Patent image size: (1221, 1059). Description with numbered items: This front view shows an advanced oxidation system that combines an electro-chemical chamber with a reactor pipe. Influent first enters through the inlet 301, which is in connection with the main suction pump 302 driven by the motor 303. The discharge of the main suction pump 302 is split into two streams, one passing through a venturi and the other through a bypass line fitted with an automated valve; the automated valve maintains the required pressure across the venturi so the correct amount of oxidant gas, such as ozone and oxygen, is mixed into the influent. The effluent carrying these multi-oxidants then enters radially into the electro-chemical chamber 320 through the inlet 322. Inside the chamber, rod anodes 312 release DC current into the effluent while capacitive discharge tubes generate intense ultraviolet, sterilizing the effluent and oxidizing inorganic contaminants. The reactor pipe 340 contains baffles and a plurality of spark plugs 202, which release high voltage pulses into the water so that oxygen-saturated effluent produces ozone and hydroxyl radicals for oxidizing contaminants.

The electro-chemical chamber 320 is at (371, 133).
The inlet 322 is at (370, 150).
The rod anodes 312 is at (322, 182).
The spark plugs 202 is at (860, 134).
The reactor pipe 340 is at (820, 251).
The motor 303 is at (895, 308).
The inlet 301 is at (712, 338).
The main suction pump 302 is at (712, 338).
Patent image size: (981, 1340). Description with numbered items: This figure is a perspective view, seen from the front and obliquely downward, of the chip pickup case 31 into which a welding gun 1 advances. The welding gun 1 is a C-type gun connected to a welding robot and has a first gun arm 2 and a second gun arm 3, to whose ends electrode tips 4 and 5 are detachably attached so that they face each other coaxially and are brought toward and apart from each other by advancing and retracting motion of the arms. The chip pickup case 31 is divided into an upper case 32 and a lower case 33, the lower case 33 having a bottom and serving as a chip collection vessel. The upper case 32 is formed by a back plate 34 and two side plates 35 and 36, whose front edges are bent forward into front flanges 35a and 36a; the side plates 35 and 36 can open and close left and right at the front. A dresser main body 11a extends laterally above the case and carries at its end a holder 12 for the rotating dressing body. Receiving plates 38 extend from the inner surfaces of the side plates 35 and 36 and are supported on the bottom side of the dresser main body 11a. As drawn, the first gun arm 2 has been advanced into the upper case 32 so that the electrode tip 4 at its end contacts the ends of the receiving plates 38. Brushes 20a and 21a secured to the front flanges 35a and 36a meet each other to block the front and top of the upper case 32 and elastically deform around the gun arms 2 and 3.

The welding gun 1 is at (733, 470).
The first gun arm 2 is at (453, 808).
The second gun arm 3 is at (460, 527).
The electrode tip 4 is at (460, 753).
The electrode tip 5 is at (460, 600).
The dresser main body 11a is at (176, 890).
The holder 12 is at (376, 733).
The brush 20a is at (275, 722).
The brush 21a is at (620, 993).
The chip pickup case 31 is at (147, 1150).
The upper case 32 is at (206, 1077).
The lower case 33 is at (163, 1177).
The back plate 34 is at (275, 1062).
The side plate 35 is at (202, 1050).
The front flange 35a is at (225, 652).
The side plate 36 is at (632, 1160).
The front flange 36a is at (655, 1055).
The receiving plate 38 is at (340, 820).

===============

_GOAL_: Reproduce word for word every line from the one containing "Patent image size: (981, 1340)." up to and including the final line of the items.

_CORRECT ANSWER_:
Patent image size: (981, 1340). Description with numbered items: This figure is a perspective view, seen from the front and obliquely downward, of the chip pickup case 31 into which a welding gun 1 advances. The welding gun 1 is a C-type gun connected to a welding robot and has a first gun arm 2 and a second gun arm 3, to whose ends electrode tips 4 and 5 are detachably attached so that they face each other coaxially and are brought toward and apart from each other by advancing and retracting motion of the arms. The chip pickup case 31 is divided into an upper case 32 and a lower case 33, the lower case 33 having a bottom and serving as a chip collection vessel. The upper case 32 is formed by a back plate 34 and two side plates 35 and 36, whose front edges are bent forward into front flanges 35a and 36a; the side plates 35 and 36 can open and close left and right at the front. A dresser main body 11a extends laterally above the case and carries at its end a holder 12 for the rotating dressing body. Receiving plates 38 extend from the inner surfaces of the side plates 35 and 36 and are supported on the bottom side of the dresser main body 11a. As drawn, the first gun arm 2 has been advanced into the upper case 32 so that the electrode tip 4 at its end contacts the ends of the receiving plates 38. Brushes 20a and 21a secured to the front flanges 35a and 36a meet each other to block the front and top of the upper case 32 and elastically deform around the gun arms 2 and 3.

The welding gun 1 is at (733, 470).
The first gun arm 2 is at (453, 808).
The second gun arm 3 is at (460, 527).
The electrode tip 4 is at (460, 753).
The electrode tip 5 is at (460, 600).
The dresser main body 11a is at (176, 890).
The holder 12 is at (376, 733).
The brush 20a is at (275, 722).
The brush 21a is at (620, 993).
The chip pickup case 31 is at (147, 1150).
The upper case 32 is at (206, 1077).
The lower case 33 is at (163, 1177).
The back plate 34 is at (275, 1062).
The side plate 35 is at (202, 1050).
The front flange 35a is at (225, 652).
The side plate 36 is at (632, 1160).
The front flange 36a is at (655, 1055).
The receiving plate 38 is at (340, 820).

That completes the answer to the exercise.